• **Exercise prompt**: Each line containing the word "dziś" must be collected.

• **Material shown**:
^^^^^^^^
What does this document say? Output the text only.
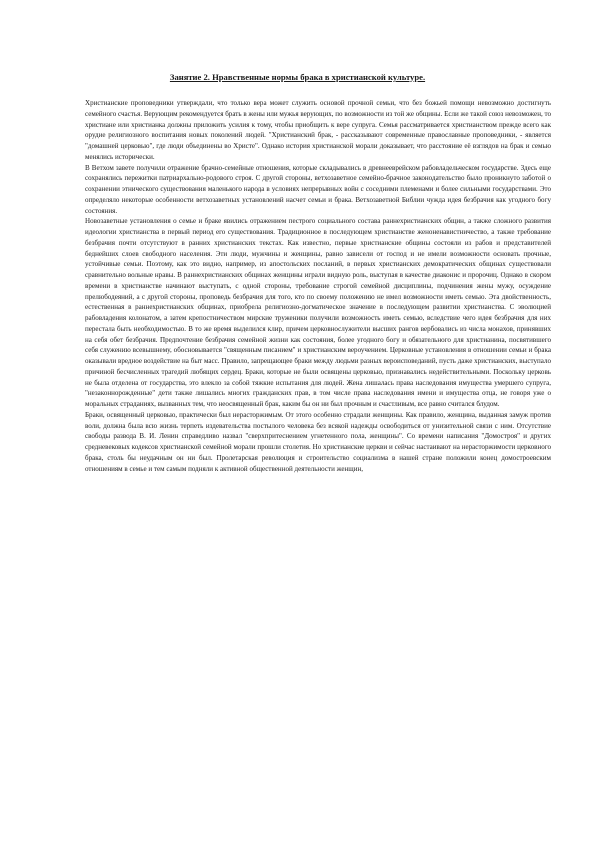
Занятие 2. Нравственные нормы брака в христианской культуре.

Христианские проповедники утверждали, что только вера может служить основой прочной семьи, что без божьей помощи невозможно достигнуть семейного счастья. Верующим рекомендуется брать в жены или мужья верующих, по возможности из той же общины. Если же такой союз невозможен, то христиане или христианка должны приложить усилия к тому, чтобы приобщить к вере супруга. Семья рассматривается христианством прежде всего как орудие религиозного воспитания новых поколений людей. "Христианский брак, - рассказывают современные православные проповедники, - является "домашней церковью", где люди объединены во Христе". Однако история христианской морали доказывает, что расстояние её взглядов на брак и семью менялись исторически.

В Ветхом завете получили отражение брачно-семейные отношения, которые складывались в древнееврейском рабовладельческом государстве. Здесь еще сохранялись пережитки патриархально-родового строя. С другой стороны, ветхозаветное семейно-брачное законодательство было проникнуто заботой о сохранении этнического существования маленького народа в условиях непрерывных войн с соседними племенами и более сильными государствами. Это определяло некоторые особенности ветхозаветных установлений насчет семьи и брака. Ветхозаветной Библии чужда идея безбрачия как угодного богу состояния.

Новозаветные установления о семье и браке явились отражением пестрого социального состава раннехристианских общин, а также сложного развития идеологии христианства в первый период его существования. Традиционное в последующем христианстве женоненавистничество, а также требование безбрачия почти отсутствуют в ранних христианских текстах. Как известно, первые христианские общины состояли из рабов и представителей беднейших слоев свободного населения. Эти люди, мужчины и женщины, равно зависели от господ и не имели возможности основать прочные, устойчивые семьи. Поэтому, как это видно, например, из апостольских посланий, в первых христианских демократических общинах существовали сравнительно вольные нравы. В раннехристианских общинах женщины играли видную роль, выступая в качестве диаконис и пророчиц. Однако в скором времени в христианстве начинают выступать, с одной стороны, требование строгой семейной дисциплины, подчинения жены мужу, осуждение прелюбодеяний, а с другой стороны, проповедь безбрачия для того, кто по своему положению не имел возможности иметь семью. Эта двойственность, естественная в раннехристианских общинах, приобрела религиозно-догматическое значение в последующем развитии христианства. С эволюцией рабовладения колонатом, а затем крепостничеством мирские труженики получили возможность иметь семью, вследствие чего идея безбрачия для них перестала быть необходимостью. В то же время выделился клир, причем церковнослужители высших рангов вербовались из числа монахов, принявших на себя обет безбрачия. Предпочтение безбрачия семейной жизни как состояния, более угодного богу и обязательного для христианина, посвятившего себя служению всевышнему, обосновывается "священным писанием" и христианским вероучением. Церковные установления в отношении семьи и брака оказывали вредное воздействие на быт масс. Правило, запрещающее браки между людьми разных вероисповеданий, пусть даже христианских, выступало причиной бесчисленных трагедий любящих сердец. Браки, которые не были освящены церковью, признавались недействительными. Поскольку церковь не была отделена от государства, это влекло за собой тяжкие испытания для людей. Жена лишалась права наследования имущества умершего супруга, "незаконнорожденные" дети также лишались многих гражданских прав, в том числе права наследования имени и имущества отца, не говоря уже о моральных страданиях, вызванных тем, что неосвященный брак, каким бы он ни был прочным и счастливым, все равно считался блудом.

Браки, освященный церковью, практически был нерасторжимым. От этого особенно страдали женщины. Как правило, женщина, выданная замуж против воли, должна была всю жизнь терпеть издевательства постылого человека без всякой надежды освободиться от унизительной связи с ним. Отсутствие свободы развода В. И. Ленин справедливо назвал "сверхпритеснением угнетенного пола, женщины". Со времени написания "Домостроя" и других средневековых кодексов христианской семейной морали прошли столетия. Но христианские церкви и сейчас настаивают на нерасторжимости церковного брака, столь бы неудачным он ни был. Пролетарская революция и строительство социализма в нашей стране положили конец домостроевским отношениям в семье и тем самым подняли к активной общественной деятельности женщин,
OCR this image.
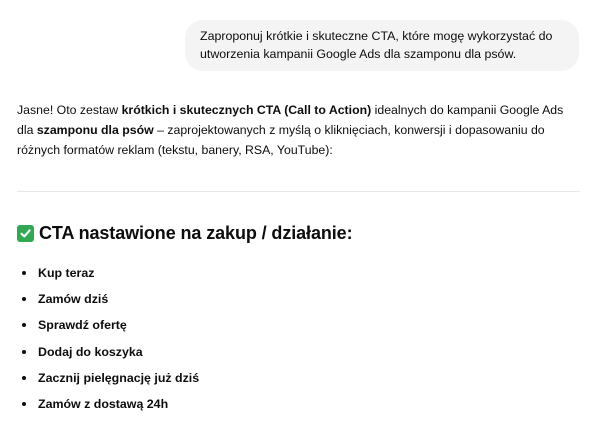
Zaproponuj krótkie i skuteczne CTA, które mogę wykorzystać do
utworzenia kampanii Google Ads dla szamponu dla psów.

Jasne! Oto zestaw krótkich i skutecznych CTA (Call to Action) idealnych do kampanii Google Ads dla szamponu dla psów – zaprojektowanych z myślą o kliknięciach, konwersji i dopasowaniu do różnych formatów reklam (tekstu, banery, RSA, YouTube):

CTA nastawione na zakup / działanie:
Kup teraz
Zamów dziś
Sprawdź ofertę
Dodaj do koszyka
Zacznij pielęgnację już dziś
Zamów z dostawą 24h
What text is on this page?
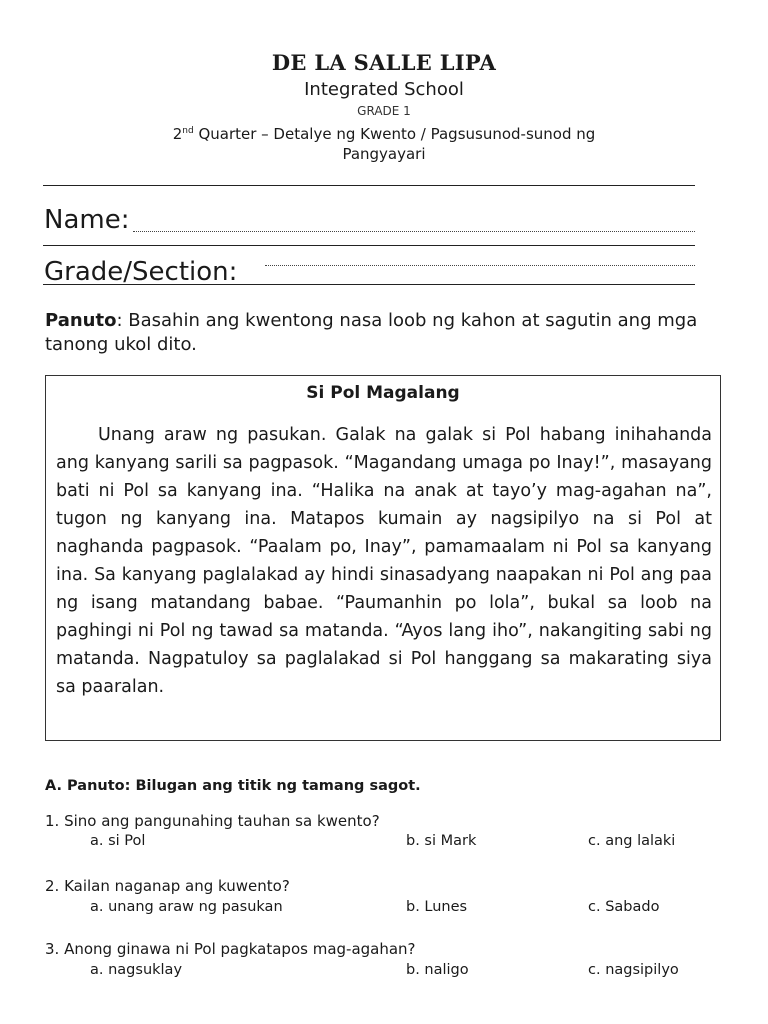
DE LA SALLE LIPA
Integrated School
GRADE 1
2nd Quarter – Detalye ng Kwento / Pagsusunod-sunod ng
Pangyayari
Name:
Grade/Section:
Panuto: Basahin ang kwentong nasa loob ng kahon at sagutin ang mga tanong ukol dito.
Si Pol Magalang
Unang araw ng pasukan. Galak na galak si Pol habang inihahanda ang kanyang sarili sa pagpasok. “Magandang umaga po Inay!”, masayang bati ni Pol sa kanyang ina. “Halika na anak at tayo’y mag-agahan na”, tugon ng kanyang ina. Matapos kumain ay nagsipilyo na si Pol at naghanda pagpasok. “Paalam po, Inay”, pamamaalam ni Pol sa kanyang ina. Sa kanyang paglalakad ay hindi sinasadyang naapakan ni Pol ang paa ng isang matandang babae. “Paumanhin po lola”, bukal sa loob na paghingi ni Pol ng tawad sa matanda. “Ayos lang iho”, nakangiting sabi ng matanda. Nagpatuloy sa paglalakad si Pol hanggang sa makarating siya sa paaralan.
A. Panuto: Bilugan ang titik ng tamang sagot.
1. Sino ang pangunahing tauhan sa kwento?
a. si Pol	b. si Mark	c. ang lalaki
2. Kailan naganap ang kuwento?
a. unang araw ng pasukan	b. Lunes	c. Sabado
3. Anong ginawa ni Pol pagkatapos mag-agahan?
a. nagsuklay	b. naligo	c. nagsipilyo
^^^^^^^^
• **Reply to the task**:
Zamów dziś
Zacznij pielęgnację już dziś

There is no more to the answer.